What is expected:
Take every line where the string "границах" appears and copy it.
* BEGIN Excerpted data *
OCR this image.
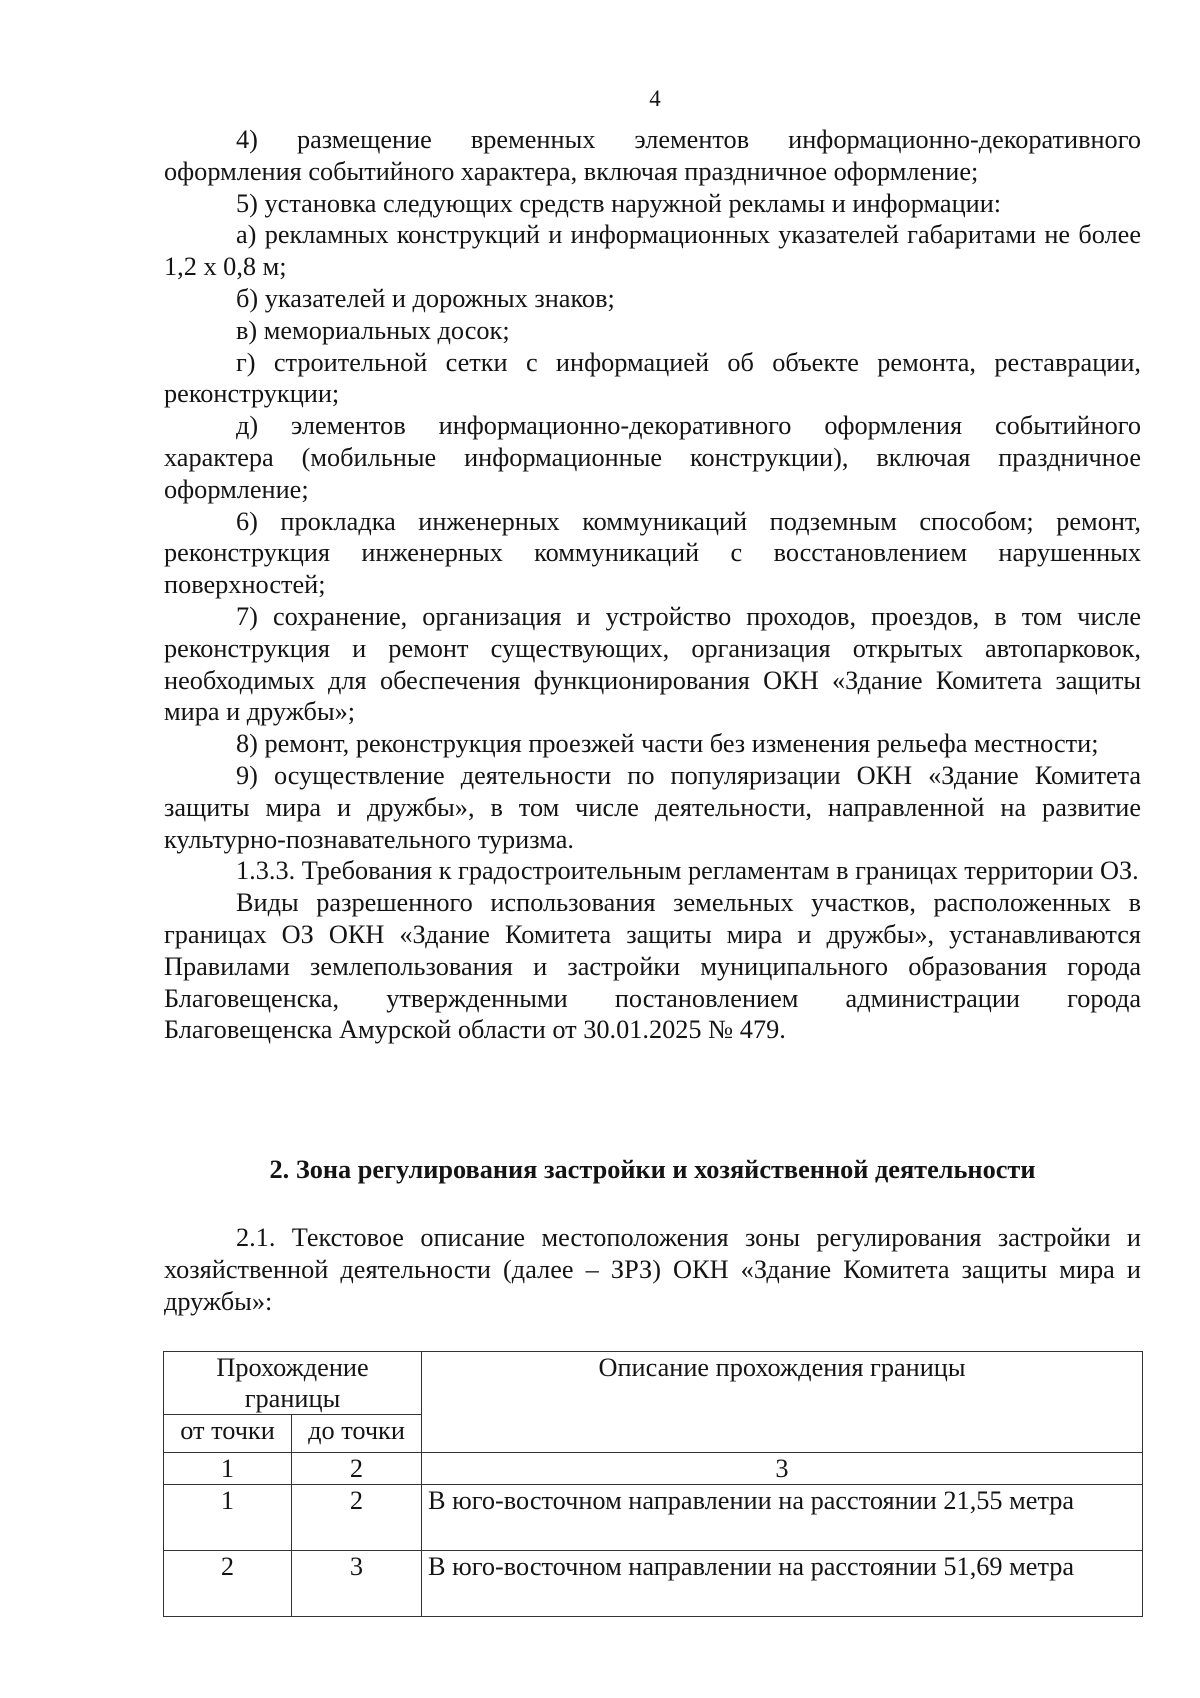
4

4) размещение временных элементов информационно-декоративного оформления событийного характера, включая праздничное оформление;

5) установка следующих средств наружной рекламы и информации:

а) рекламных конструкций и информационных указателей габаритами не более 1,2 х 0,8 м;

б) указателей и дорожных знаков;

в) мемориальных досок;

г) строительной сетки с информацией об объекте ремонта, реставрации, реконструкции;

д) элементов информационно-декоративного оформления событийного характера (мобильные информационные конструкции), включая праздничное оформление;

6) прокладка инженерных коммуникаций подземным способом; ремонт, реконструкция инженерных коммуникаций с восстановлением нарушенных поверхностей;

7) сохранение, организация и устройство проходов, проездов, в том числе реконструкция и ремонт существующих, организация открытых автопарковок, необходимых для обеспечения функционирования ОКН «Здание Комитета защиты мира и дружбы»;

8) ремонт, реконструкция проезжей части без изменения рельефа местности;

9) осуществление деятельности по популяризации ОКН «Здание Комитета защиты мира и дружбы», в том числе деятельности, направленной на развитие культурно-познавательного туризма.

1.3.3. Требования к градостроительным регламентам в границах территории ОЗ.

Виды разрешенного использования земельных участков, расположенных в границах ОЗ ОКН «Здание Комитета защиты мира и дружбы», устанавливаются Правилами землепользования и застройки муниципального образования города Благовещенска, утвержденными постановлением администрации города Благовещенска Амурской области от 30.01.2025 № 479.

2. Зона регулирования застройки и хозяйственной деятельности

2.1. Текстовое описание местоположения зоны регулирования застройки и хозяйственной деятельности (далее – ЗРЗ) ОКН «Здание Комитета защиты мира и дружбы»:

Прохождение границы		Описание прохождения границы
от точки	до точки	
1	2	3
1	2	В юго-восточном направлении на расстоянии 21,55 метра
2	3	В юго-восточном направлении на расстоянии 51,69 метра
* END Excerpted data *
Response below:
1.3.3. Требования к градостроительным регламентам в границах территории ОЗ.
Виды разрешенного использования земельных участков, расположенных в границах ОЗ ОКН «Здание Комитета защиты мира и дружбы», устанавливаются Правилами землепользования и застройки муниципального образования города Благовещенска, утвержденными постановлением администрации города Благовещенска Амурской области от 30.01.2025 № 479.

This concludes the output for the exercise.